▸ **PROBLEM TO SOLVE**: Copy exactly, and only, the lines from the one with "Parse this screenshot: output" to the end of the listing; omit pictures.
####################
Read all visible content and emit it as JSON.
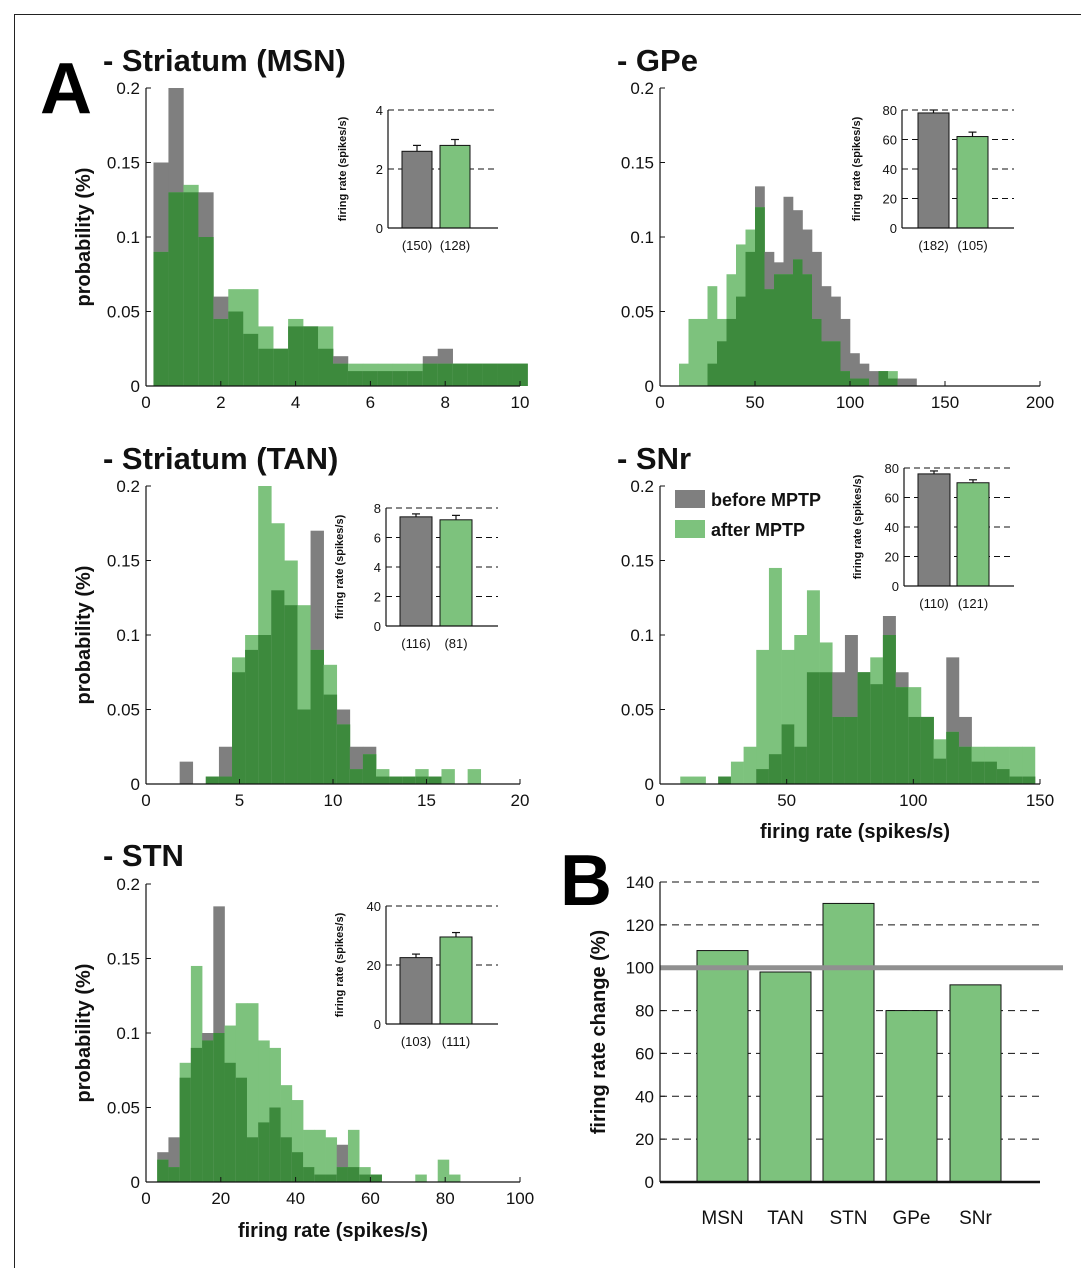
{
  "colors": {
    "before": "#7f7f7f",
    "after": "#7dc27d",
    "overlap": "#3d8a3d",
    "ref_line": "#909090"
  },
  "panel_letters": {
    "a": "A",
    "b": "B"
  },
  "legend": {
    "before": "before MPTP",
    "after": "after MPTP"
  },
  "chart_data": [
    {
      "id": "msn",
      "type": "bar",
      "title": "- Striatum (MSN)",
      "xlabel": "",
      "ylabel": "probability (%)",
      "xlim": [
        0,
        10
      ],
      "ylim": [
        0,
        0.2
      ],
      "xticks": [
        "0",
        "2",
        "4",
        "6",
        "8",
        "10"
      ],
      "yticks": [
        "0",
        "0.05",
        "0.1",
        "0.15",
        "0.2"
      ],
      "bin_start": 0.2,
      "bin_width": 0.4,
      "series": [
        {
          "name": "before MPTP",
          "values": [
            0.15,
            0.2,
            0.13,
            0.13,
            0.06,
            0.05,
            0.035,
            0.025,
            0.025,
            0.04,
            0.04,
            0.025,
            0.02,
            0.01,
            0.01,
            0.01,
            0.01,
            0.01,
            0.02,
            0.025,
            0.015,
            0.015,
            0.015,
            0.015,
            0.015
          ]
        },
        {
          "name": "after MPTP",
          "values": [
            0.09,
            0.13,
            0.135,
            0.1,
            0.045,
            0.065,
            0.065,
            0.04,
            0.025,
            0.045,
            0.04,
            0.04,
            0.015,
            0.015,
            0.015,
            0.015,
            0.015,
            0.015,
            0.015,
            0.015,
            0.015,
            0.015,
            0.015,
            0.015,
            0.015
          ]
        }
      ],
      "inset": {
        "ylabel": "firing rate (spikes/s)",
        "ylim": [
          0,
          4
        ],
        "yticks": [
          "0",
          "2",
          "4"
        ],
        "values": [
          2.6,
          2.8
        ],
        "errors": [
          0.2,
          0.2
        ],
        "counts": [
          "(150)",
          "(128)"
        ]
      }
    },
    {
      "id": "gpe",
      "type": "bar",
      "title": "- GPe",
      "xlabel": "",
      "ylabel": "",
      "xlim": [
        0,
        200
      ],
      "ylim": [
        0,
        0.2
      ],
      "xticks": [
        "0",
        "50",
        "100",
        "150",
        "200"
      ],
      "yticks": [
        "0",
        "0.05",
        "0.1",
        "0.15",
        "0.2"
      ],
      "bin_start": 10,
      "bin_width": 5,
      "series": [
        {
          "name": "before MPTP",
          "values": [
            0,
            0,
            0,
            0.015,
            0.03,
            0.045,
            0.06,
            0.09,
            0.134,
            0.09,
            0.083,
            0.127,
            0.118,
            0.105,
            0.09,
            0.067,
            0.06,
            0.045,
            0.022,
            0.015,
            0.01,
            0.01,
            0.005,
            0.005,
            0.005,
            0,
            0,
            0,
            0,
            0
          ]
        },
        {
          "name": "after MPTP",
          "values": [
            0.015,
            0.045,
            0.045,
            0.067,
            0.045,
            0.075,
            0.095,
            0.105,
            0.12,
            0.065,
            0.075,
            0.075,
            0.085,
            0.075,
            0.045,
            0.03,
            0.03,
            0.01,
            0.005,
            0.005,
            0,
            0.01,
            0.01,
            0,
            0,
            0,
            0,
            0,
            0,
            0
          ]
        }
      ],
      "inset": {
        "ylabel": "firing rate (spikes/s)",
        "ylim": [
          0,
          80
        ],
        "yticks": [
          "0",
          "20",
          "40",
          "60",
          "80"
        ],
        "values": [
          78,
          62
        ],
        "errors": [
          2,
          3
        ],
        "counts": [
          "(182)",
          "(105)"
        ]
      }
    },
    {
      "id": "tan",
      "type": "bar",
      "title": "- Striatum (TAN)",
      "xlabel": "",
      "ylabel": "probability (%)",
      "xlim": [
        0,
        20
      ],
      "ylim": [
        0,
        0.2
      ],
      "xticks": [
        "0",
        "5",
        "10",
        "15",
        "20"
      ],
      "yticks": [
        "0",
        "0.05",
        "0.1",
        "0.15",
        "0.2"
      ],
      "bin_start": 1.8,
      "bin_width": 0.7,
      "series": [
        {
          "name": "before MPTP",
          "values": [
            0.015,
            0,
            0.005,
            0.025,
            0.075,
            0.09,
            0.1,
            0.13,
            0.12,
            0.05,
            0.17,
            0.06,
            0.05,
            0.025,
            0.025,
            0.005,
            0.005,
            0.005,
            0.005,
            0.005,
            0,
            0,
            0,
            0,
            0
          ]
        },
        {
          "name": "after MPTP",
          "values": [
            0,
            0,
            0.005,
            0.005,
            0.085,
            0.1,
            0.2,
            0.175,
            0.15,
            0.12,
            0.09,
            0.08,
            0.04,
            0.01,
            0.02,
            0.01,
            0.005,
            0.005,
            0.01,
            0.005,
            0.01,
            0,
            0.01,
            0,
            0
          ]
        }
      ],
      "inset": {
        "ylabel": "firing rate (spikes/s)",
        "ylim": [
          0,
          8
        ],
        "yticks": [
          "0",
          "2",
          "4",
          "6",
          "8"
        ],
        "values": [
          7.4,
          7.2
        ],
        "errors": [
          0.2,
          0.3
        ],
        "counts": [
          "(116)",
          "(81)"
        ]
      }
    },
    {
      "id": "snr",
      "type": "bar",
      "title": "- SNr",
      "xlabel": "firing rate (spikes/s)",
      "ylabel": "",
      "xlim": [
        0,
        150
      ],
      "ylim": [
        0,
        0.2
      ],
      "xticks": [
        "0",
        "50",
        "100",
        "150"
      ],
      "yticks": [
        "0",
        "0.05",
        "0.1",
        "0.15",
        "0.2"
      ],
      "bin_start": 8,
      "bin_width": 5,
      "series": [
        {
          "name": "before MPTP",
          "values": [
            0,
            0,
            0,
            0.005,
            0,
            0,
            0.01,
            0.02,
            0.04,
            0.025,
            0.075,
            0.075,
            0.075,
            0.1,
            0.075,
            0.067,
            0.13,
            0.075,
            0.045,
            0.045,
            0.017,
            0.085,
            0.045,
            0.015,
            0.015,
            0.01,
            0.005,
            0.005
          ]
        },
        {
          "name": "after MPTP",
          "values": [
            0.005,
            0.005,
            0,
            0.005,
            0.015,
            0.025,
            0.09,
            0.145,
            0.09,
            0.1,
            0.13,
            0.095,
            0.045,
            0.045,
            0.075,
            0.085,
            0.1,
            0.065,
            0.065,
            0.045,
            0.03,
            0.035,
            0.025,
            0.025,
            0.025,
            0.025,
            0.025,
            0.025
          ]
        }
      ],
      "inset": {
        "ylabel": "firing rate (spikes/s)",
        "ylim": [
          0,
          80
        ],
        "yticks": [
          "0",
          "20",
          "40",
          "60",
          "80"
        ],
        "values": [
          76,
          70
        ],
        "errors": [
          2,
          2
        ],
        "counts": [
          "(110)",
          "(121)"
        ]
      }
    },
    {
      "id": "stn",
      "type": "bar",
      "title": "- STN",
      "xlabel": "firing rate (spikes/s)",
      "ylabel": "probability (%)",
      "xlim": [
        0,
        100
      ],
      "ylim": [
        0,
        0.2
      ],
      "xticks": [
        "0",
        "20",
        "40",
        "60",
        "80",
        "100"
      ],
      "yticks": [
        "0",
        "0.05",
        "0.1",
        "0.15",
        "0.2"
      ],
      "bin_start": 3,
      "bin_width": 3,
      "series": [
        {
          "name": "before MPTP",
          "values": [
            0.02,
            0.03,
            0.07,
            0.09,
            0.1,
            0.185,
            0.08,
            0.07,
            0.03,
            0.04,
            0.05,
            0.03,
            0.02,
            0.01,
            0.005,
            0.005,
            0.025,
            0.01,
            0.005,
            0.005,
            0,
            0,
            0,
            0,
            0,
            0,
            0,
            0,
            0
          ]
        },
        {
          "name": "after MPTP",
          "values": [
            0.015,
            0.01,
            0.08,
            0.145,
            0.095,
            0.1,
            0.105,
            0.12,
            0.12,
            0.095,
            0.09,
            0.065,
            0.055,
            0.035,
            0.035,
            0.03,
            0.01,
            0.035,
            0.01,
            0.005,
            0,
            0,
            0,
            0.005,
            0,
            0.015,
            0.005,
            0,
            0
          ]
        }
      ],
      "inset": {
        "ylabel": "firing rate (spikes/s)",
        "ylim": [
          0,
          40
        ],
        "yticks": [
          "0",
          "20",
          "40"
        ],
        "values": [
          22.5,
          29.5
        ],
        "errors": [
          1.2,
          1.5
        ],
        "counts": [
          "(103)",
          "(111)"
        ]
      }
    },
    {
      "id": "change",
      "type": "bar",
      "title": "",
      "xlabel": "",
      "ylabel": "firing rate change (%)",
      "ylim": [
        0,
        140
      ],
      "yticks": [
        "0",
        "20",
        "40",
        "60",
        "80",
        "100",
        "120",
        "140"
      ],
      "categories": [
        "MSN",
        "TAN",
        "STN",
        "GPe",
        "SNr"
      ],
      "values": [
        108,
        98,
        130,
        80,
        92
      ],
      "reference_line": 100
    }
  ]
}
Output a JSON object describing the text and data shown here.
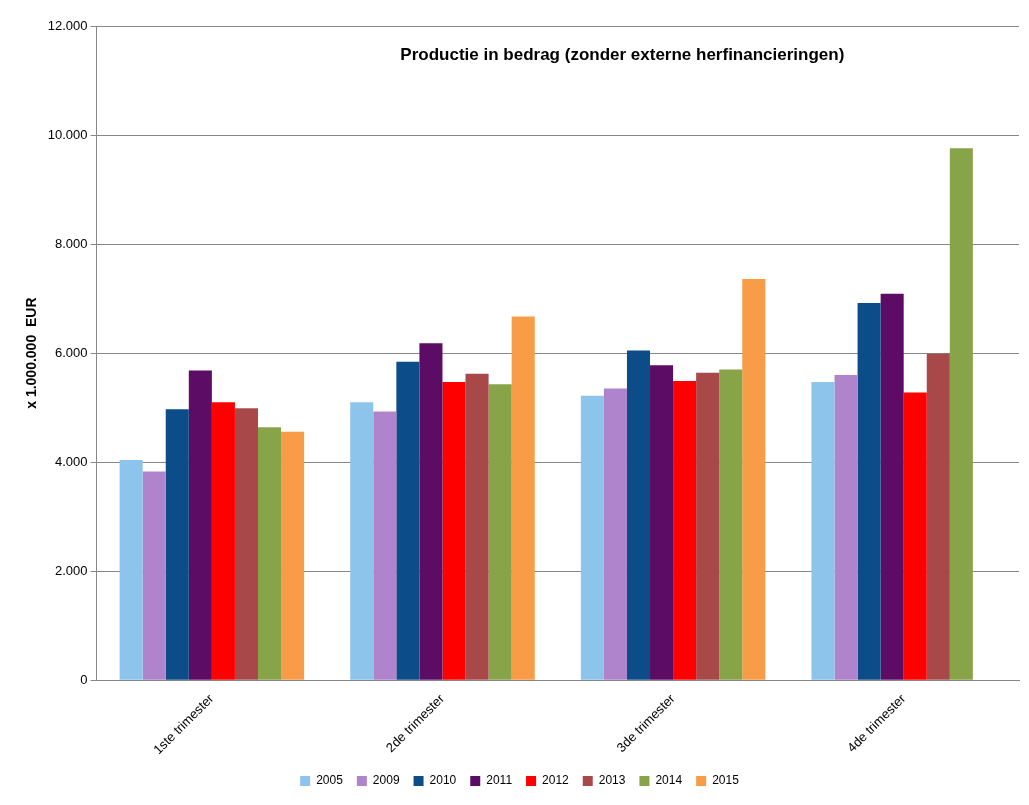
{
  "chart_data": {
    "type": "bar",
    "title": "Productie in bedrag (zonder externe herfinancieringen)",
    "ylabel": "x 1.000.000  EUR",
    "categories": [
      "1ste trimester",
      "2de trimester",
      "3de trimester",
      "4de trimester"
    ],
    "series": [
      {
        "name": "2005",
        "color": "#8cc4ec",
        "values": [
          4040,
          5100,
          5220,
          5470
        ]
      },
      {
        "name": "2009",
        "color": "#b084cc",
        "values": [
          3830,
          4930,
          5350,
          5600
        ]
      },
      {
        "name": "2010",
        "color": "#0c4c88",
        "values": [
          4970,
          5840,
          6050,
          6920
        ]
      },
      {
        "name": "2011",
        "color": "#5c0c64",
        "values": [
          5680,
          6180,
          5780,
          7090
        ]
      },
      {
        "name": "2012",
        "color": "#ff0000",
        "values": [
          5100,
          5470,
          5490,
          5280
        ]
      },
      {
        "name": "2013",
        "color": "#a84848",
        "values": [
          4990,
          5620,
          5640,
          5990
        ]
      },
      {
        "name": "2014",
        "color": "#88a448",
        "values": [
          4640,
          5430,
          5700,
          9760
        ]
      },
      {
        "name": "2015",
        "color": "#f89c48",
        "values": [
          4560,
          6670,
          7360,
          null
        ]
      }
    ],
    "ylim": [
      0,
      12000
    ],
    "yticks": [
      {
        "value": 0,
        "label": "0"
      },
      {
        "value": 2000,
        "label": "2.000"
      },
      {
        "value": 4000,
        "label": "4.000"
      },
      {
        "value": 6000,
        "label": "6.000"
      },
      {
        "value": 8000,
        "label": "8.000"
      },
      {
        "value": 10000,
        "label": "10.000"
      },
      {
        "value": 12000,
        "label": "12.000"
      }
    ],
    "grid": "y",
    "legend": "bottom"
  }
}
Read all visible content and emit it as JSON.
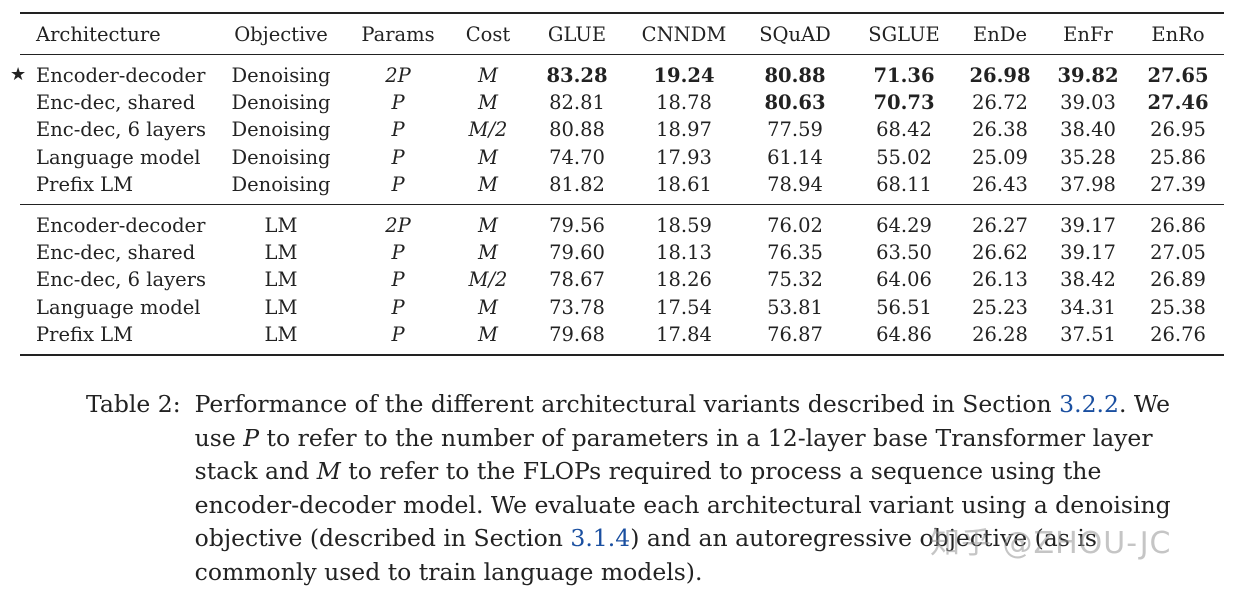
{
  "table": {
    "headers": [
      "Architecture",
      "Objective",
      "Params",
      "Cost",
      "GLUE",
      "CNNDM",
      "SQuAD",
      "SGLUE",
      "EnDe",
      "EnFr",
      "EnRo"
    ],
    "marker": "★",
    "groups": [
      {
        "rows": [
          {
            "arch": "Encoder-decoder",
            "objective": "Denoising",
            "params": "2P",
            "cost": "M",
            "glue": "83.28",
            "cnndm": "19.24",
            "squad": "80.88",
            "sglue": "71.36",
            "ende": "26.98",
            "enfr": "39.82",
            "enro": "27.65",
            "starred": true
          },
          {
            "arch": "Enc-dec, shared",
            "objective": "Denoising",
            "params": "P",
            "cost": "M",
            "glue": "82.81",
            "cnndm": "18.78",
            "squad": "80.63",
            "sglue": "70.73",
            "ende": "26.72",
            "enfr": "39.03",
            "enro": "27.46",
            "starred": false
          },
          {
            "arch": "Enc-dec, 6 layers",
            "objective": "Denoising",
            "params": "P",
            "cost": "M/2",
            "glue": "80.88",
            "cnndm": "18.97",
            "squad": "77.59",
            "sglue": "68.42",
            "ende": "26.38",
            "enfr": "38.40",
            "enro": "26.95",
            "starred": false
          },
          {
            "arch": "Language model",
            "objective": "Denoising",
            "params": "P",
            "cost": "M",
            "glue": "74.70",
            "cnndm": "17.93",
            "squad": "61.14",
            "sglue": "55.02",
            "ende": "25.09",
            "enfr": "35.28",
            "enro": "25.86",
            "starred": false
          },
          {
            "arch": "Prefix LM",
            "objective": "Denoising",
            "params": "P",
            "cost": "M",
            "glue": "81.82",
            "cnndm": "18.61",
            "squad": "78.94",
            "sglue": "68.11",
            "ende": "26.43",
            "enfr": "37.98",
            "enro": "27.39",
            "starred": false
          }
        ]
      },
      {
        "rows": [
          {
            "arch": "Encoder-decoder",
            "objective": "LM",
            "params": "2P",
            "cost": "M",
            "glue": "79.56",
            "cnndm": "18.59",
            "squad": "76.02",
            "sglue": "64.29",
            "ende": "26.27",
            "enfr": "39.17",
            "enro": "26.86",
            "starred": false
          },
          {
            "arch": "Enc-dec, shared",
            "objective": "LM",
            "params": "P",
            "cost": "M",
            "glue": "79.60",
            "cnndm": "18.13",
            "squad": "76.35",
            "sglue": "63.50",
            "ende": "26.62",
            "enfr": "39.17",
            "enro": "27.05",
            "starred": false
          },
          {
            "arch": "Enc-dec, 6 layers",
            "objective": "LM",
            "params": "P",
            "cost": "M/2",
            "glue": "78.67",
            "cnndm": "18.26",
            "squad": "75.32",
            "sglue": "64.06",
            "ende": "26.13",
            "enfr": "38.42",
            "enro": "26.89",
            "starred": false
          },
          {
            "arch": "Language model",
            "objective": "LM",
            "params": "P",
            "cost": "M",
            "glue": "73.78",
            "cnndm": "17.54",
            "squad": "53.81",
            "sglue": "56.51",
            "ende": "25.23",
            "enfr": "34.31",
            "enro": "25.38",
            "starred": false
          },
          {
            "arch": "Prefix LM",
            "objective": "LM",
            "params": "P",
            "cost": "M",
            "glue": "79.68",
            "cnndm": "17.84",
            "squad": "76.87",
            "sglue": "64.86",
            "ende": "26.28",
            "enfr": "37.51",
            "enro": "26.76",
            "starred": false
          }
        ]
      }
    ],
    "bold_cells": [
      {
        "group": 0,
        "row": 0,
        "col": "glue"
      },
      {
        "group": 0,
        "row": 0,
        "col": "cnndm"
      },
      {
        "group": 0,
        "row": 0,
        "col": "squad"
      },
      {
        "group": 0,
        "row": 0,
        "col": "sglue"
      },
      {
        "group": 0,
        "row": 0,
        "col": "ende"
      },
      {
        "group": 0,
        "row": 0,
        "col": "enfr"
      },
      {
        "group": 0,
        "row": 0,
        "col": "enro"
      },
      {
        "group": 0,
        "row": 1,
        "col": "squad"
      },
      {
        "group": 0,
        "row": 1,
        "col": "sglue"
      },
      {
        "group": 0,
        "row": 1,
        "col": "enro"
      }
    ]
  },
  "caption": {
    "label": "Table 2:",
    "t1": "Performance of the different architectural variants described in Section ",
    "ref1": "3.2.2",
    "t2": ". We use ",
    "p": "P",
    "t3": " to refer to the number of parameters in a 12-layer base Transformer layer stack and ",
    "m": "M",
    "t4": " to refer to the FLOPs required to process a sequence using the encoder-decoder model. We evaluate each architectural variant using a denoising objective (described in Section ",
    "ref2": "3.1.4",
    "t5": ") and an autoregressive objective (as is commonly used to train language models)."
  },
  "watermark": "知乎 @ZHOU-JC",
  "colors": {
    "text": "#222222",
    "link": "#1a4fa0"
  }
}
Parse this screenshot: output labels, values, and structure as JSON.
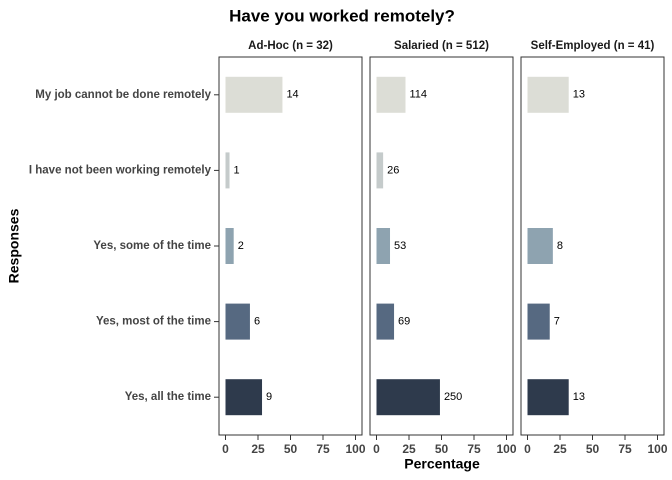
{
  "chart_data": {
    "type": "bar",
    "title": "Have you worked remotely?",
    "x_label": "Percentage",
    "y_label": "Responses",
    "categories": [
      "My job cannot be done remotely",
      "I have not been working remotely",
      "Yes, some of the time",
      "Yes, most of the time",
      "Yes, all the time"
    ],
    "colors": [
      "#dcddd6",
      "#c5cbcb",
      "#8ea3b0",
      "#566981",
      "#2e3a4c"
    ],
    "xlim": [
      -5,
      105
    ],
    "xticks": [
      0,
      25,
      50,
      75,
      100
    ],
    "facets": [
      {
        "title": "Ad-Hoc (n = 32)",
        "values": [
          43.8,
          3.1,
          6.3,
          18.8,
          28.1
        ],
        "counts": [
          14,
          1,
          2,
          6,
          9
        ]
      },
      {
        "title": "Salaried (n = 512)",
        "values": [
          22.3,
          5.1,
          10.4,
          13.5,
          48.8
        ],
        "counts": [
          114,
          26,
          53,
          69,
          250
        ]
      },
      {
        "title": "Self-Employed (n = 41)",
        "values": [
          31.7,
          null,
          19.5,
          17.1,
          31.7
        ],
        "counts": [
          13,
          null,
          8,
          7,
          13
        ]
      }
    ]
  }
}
####################
▸ **SOLUTION**:
Parse this screenshot: output labels, values, and structure as JSON.
{
  "chart_data": {
    "type": "bar",
    "title": "Have you worked remotely?",
    "x_label": "Percentage",
    "y_label": "Responses",
    "categories": [
      "My job cannot be done remotely",
      "I have not been working remotely",
      "Yes, some of the time",
      "Yes, most of the time",
      "Yes, all the time"
    ],
    "colors": [
      "#dcddd6",
      "#c5cbcb",
      "#8ea3b0",
      "#566981",
      "#2e3a4c"
    ],
    "xlim": [
      -5,
      105
    ],
    "xticks": [
      0,
      25,
      50,
      75,
      100
    ],
    "facets": [
      {
        "title": "Ad-Hoc (n = 32)",
        "values": [
          43.8,
          3.1,
          6.3,
          18.8,
          28.1
        ],
        "counts": [
          14,
          1,
          2,
          6,
          9
        ]
      },
      {
        "title": "Salaried (n = 512)",
        "values": [
          22.3,
          5.1,
          10.4,
          13.5,
          48.8
        ],
        "counts": [
          114,
          26,
          53,
          69,
          250
        ]
      },
      {
        "title": "Self-Employed (n = 41)",
        "values": [
          31.7,
          null,
          19.5,
          17.1,
          31.7
        ],
        "counts": [
          13,
          null,
          8,
          7,
          13
        ]
      }
    ]
  }
}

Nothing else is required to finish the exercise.